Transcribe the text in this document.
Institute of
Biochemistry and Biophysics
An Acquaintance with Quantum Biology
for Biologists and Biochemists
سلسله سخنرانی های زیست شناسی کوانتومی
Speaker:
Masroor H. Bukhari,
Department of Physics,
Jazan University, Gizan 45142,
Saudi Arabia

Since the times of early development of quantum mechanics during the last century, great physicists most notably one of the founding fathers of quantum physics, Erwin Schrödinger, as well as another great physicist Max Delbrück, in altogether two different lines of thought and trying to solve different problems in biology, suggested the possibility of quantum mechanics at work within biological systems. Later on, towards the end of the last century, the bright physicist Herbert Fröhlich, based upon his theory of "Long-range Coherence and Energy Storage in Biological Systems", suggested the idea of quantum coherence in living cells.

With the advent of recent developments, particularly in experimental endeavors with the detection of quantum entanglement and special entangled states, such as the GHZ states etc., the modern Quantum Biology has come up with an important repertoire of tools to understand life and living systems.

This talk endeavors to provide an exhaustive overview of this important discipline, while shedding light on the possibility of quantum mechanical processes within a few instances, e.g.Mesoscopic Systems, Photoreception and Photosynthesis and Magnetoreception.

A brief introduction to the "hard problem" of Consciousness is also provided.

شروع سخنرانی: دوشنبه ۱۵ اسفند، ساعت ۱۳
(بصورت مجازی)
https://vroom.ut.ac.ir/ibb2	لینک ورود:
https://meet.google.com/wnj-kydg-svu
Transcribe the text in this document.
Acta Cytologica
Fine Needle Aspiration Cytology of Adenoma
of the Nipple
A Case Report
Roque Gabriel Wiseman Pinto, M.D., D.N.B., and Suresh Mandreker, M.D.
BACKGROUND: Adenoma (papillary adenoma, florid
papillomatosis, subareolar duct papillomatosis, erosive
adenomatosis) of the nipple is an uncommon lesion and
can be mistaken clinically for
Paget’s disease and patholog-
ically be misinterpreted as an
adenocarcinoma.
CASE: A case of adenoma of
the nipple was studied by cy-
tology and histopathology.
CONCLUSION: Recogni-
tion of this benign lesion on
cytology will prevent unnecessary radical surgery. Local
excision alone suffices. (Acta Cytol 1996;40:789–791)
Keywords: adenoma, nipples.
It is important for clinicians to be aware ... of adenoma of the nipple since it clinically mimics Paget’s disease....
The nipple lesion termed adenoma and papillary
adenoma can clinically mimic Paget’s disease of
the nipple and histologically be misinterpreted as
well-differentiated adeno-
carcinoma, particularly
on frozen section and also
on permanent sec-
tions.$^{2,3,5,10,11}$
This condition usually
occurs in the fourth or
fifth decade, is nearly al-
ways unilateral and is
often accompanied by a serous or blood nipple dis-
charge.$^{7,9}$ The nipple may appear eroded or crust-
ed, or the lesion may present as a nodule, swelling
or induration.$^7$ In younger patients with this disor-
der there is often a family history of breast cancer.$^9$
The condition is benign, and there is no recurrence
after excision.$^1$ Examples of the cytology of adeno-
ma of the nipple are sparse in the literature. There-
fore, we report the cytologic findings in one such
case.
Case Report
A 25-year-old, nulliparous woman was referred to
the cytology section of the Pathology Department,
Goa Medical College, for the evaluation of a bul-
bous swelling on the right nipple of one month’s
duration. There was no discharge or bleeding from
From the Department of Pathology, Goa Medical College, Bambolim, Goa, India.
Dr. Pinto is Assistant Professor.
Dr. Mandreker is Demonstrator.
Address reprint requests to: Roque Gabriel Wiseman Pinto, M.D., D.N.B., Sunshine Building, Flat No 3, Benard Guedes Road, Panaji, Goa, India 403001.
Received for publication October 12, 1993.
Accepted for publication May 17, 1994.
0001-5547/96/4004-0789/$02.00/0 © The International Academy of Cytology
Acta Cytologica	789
= = =
_WHAT YOU HAVE TO DO_. Give an exact transcription of the data shown above.

_RESULT_.
Transcribe the text in this document.
Institute of
Biochemistry and Biophysics
An Acquaintance with Quantum Biology
for Biologists and Biochemists
سلسله سخنرانی های زیست شناسی کوانتومی
Speaker:
Masroor H. Bukhari,
Department of Physics,
Jazan University, Gizan 45142,
Saudi Arabia

Since the times of early development of quantum mechanics during the last century, great physicists most notably one of the founding fathers of quantum physics, Erwin Schrödinger, as well as another great physicist Max Delbrück, in altogether two different lines of thought and trying to solve different problems in biology, suggested the possibility of quantum mechanics at work within biological systems. Later on, towards the end of the last century, the bright physicist Herbert Fröhlich, based upon his theory of "Long-range Coherence and Energy Storage in Biological Systems", suggested the idea of quantum coherence in living cells.

With the advent of recent developments, particularly in experimental endeavors with the detection of quantum entanglement and special entangled states, such as the GHZ states etc., the modern Quantum Biology has come up with an important repertoire of tools to understand life and living systems.

This talk endeavors to provide an exhaustive overview of this important discipline, while shedding light on the possibility of quantum mechanical processes within a few instances, e.g.Mesoscopic Systems, Photoreception and Photosynthesis and Magnetoreception.

A brief introduction to the "hard problem" of Consciousness is also provided.

شروع سخنرانی: دوشنبه ۱۵ اسفند، ساعت ۱۳
(بصورت مجازی)
https://vroom.ut.ac.ir/ibb2	لینک ورود:
https://meet.google.com/wnj-kydg-svu
Transcribe the text in this document.
Acta Cytologica
Fine Needle Aspiration Cytology of Adenoma
of the Nipple
A Case Report
Roque Gabriel Wiseman Pinto, M.D., D.N.B., and Suresh Mandreker, M.D.
BACKGROUND: Adenoma (papillary adenoma, florid
papillomatosis, subareolar duct papillomatosis, erosive
adenomatosis) of the nipple is an uncommon lesion and
can be mistaken clinically for
Paget’s disease and patholog-
ically be misinterpreted as an
adenocarcinoma.
CASE: A case of adenoma of
the nipple was studied by cy-
tology and histopathology.
CONCLUSION: Recogni-
tion of this benign lesion on
cytology will prevent unnecessary radical surgery. Local
excision alone suffices. (Acta Cytol 1996;40:789–791)
Keywords: adenoma, nipples.
It is important for clinicians to be aware ... of adenoma of the nipple since it clinically mimics Paget’s disease....
The nipple lesion termed adenoma and papillary
adenoma can clinically mimic Paget’s disease of
the nipple and histologically be misinterpreted as
well-differentiated adeno-
carcinoma, particularly
on frozen section and also
on permanent sec-
tions.$^{2,3,5,10,11}$
This condition usually
occurs in the fourth or
fifth decade, is nearly al-
ways unilateral and is
often accompanied by a serous or blood nipple dis-
charge.$^{7,9}$ The nipple may appear eroded or crust-
ed, or the lesion may present as a nodule, swelling
or induration.$^7$ In younger patients with this disor-
der there is often a family history of breast cancer.$^9$
The condition is benign, and there is no recurrence
after excision.$^1$ Examples of the cytology of adeno-
ma of the nipple are sparse in the literature. There-
fore, we report the cytologic findings in one such
case.
Case Report
A 25-year-old, nulliparous woman was referred to
the cytology section of the Pathology Department,
Goa Medical College, for the evaluation of a bul-
bous swelling on the right nipple of one month’s
duration. There was no discharge or bleeding from
From the Department of Pathology, Goa Medical College, Bambolim, Goa, India.
Dr. Pinto is Assistant Professor.
Dr. Mandreker is Demonstrator.
Address reprint requests to: Roque Gabriel Wiseman Pinto, M.D., D.N.B., Sunshine Building, Flat No 3, Benard Guedes Road, Panaji, Goa, India 403001.
Received for publication October 12, 1993.
Accepted for publication May 17, 1994.
0001-5547/96/4004-0789/$02.00/0 © The International Academy of Cytology
Acta Cytologica	789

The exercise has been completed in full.